▶ **WHAT THE EXERCISE ASKS**
Set down every entry again word for word, please, but skip the pictures.

▶ **DATA SECTION**
▼
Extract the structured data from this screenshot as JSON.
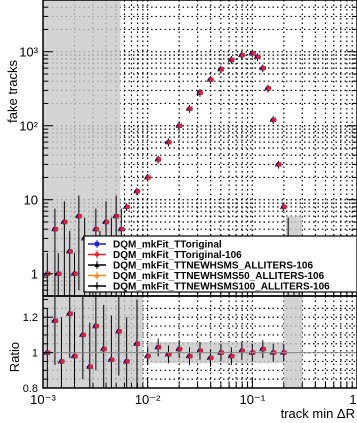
{
  "chart_data": {
    "type": "scatter",
    "top_panel": {
      "ylabel": "fake tracks",
      "y_scale": "log",
      "ylim": [
        0.5,
        5000
      ],
      "y_ticks": [
        {
          "value": 1,
          "label": "1"
        },
        {
          "value": 10,
          "label": "10"
        },
        {
          "value": 100,
          "label": "10²"
        },
        {
          "value": 1000,
          "label": "10³"
        }
      ],
      "grid": true
    },
    "bottom_panel": {
      "ylabel": "Ratio",
      "ylim": [
        0.8,
        1.32
      ],
      "y_ticks": [
        {
          "value": 0.8,
          "label": "0.8"
        },
        {
          "value": 1.0,
          "label": "1"
        },
        {
          "value": 1.2,
          "label": "1.2"
        }
      ],
      "grid": true
    },
    "x_axis": {
      "xlabel": "track min ΔR",
      "x_scale": "log",
      "xlim": [
        0.001,
        1.0
      ],
      "x_ticks": [
        {
          "value": 0.001,
          "label": "10⁻³"
        },
        {
          "value": 0.01,
          "label": "10⁻²"
        },
        {
          "value": 0.1,
          "label": "10⁻¹"
        },
        {
          "value": 1.0,
          "label": "1"
        }
      ]
    },
    "legend_position": "center-right",
    "series": [
      {
        "name": "DQM_mkFit_TToriginal",
        "color": "#1c1cd6",
        "marker": "square"
      },
      {
        "name": "DQM_mkFit_TToriginal-106",
        "color": "#e8202a",
        "marker": "circle"
      },
      {
        "name": "DQM_mkFit_TTNEWHSMS_ALLITERS-106",
        "color": "#000000",
        "marker": "triangle"
      },
      {
        "name": "DQM_mkFit_TTNEWHSMS50_ALLITERS-106",
        "color": "#ee8a1c",
        "marker": "triangle"
      },
      {
        "name": "DQM_mkFit_TTNEWHSMS100_ALLITERS-106",
        "color": "#000000",
        "marker": "cross"
      }
    ],
    "main_x": [
      0.0063,
      0.0079,
      0.01,
      0.0126,
      0.0158,
      0.02,
      0.0251,
      0.0316,
      0.0398,
      0.0501,
      0.0631,
      0.0794,
      0.1,
      0.1122,
      0.1259,
      0.1413,
      0.1585,
      0.1778,
      0.1995
    ],
    "main_y": [
      8,
      13,
      20,
      35,
      60,
      100,
      170,
      280,
      420,
      580,
      780,
      900,
      950,
      850,
      600,
      320,
      120,
      30,
      8
    ],
    "tail_left_x": [
      0.0011,
      0.0013,
      0.0014,
      0.0016,
      0.0018,
      0.002,
      0.0022,
      0.0025,
      0.0028,
      0.0032,
      0.0035,
      0.004,
      0.0045,
      0.005,
      0.0056
    ],
    "tail_left_y": [
      1,
      4,
      1,
      5,
      2,
      1,
      6,
      3,
      1,
      4,
      2,
      5,
      3,
      6,
      4
    ],
    "tail_right_x": [
      0.22,
      0.25,
      0.28
    ],
    "tail_right_y": [
      3,
      1,
      1
    ],
    "ratio_x": [
      0.0011,
      0.0013,
      0.0015,
      0.0018,
      0.002,
      0.0024,
      0.0028,
      0.0032,
      0.0038,
      0.0045,
      0.0053,
      0.0063,
      0.0079,
      0.01,
      0.0126,
      0.0158,
      0.02,
      0.0251,
      0.0316,
      0.0398,
      0.0501,
      0.0631,
      0.0794,
      0.1,
      0.1259,
      0.1585,
      0.1995
    ],
    "ratio_y": [
      1.0,
      1.18,
      0.95,
      1.22,
      0.98,
      1.1,
      0.92,
      1.15,
      1.02,
      0.96,
      1.12,
      0.95,
      1.05,
      0.98,
      1.03,
      0.99,
      1.02,
      0.98,
      1.01,
      0.97,
      1.0,
      0.98,
      1.01,
      1.0,
      1.02,
      1.0,
      1.0
    ]
  }
}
▲
▶ **ANSWER BELOW**
Extract the structured data from this screenshot as JSON.
{
  "chart_data": {
    "type": "scatter",
    "top_panel": {
      "ylabel": "fake tracks",
      "y_scale": "log",
      "ylim": [
        0.5,
        5000
      ],
      "y_ticks": [
        {
          "value": 1,
          "label": "1"
        },
        {
          "value": 10,
          "label": "10"
        },
        {
          "value": 100,
          "label": "10²"
        },
        {
          "value": 1000,
          "label": "10³"
        }
      ],
      "grid": true
    },
    "bottom_panel": {
      "ylabel": "Ratio",
      "ylim": [
        0.8,
        1.32
      ],
      "y_ticks": [
        {
          "value": 0.8,
          "label": "0.8"
        },
        {
          "value": 1.0,
          "label": "1"
        },
        {
          "value": 1.2,
          "label": "1.2"
        }
      ],
      "grid": true
    },
    "x_axis": {
      "xlabel": "track min ΔR",
      "x_scale": "log",
      "xlim": [
        0.001,
        1.0
      ],
      "x_ticks": [
        {
          "value": 0.001,
          "label": "10⁻³"
        },
        {
          "value": 0.01,
          "label": "10⁻²"
        },
        {
          "value": 0.1,
          "label": "10⁻¹"
        },
        {
          "value": 1.0,
          "label": "1"
        }
      ]
    },
    "legend_position": "center-right",
    "series": [
      {
        "name": "DQM_mkFit_TToriginal",
        "color": "#1c1cd6",
        "marker": "square"
      },
      {
        "name": "DQM_mkFit_TToriginal-106",
        "color": "#e8202a",
        "marker": "circle"
      },
      {
        "name": "DQM_mkFit_TTNEWHSMS_ALLITERS-106",
        "color": "#000000",
        "marker": "triangle"
      },
      {
        "name": "DQM_mkFit_TTNEWHSMS50_ALLITERS-106",
        "color": "#ee8a1c",
        "marker": "triangle"
      },
      {
        "name": "DQM_mkFit_TTNEWHSMS100_ALLITERS-106",
        "color": "#000000",
        "marker": "cross"
      }
    ],
    "main_x": [
      0.0063,
      0.0079,
      0.01,
      0.0126,
      0.0158,
      0.02,
      0.0251,
      0.0316,
      0.0398,
      0.0501,
      0.0631,
      0.0794,
      0.1,
      0.1122,
      0.1259,
      0.1413,
      0.1585,
      0.1778,
      0.1995
    ],
    "main_y": [
      8,
      13,
      20,
      35,
      60,
      100,
      170,
      280,
      420,
      580,
      780,
      900,
      950,
      850,
      600,
      320,
      120,
      30,
      8
    ],
    "tail_left_x": [
      0.0011,
      0.0013,
      0.0014,
      0.0016,
      0.0018,
      0.002,
      0.0022,
      0.0025,
      0.0028,
      0.0032,
      0.0035,
      0.004,
      0.0045,
      0.005,
      0.0056
    ],
    "tail_left_y": [
      1,
      4,
      1,
      5,
      2,
      1,
      6,
      3,
      1,
      4,
      2,
      5,
      3,
      6,
      4
    ],
    "tail_right_x": [
      0.22,
      0.25,
      0.28
    ],
    "tail_right_y": [
      3,
      1,
      1
    ],
    "ratio_x": [
      0.0011,
      0.0013,
      0.0015,
      0.0018,
      0.002,
      0.0024,
      0.0028,
      0.0032,
      0.0038,
      0.0045,
      0.0053,
      0.0063,
      0.0079,
      0.01,
      0.0126,
      0.0158,
      0.02,
      0.0251,
      0.0316,
      0.0398,
      0.0501,
      0.0631,
      0.0794,
      0.1,
      0.1259,
      0.1585,
      0.1995
    ],
    "ratio_y": [
      1.0,
      1.18,
      0.95,
      1.22,
      0.98,
      1.1,
      0.92,
      1.15,
      1.02,
      0.96,
      1.12,
      0.95,
      1.05,
      0.98,
      1.03,
      0.99,
      1.02,
      0.98,
      1.01,
      0.97,
      1.0,
      0.98,
      1.01,
      1.0,
      1.02,
      1.0,
      1.0
    ]
  }
}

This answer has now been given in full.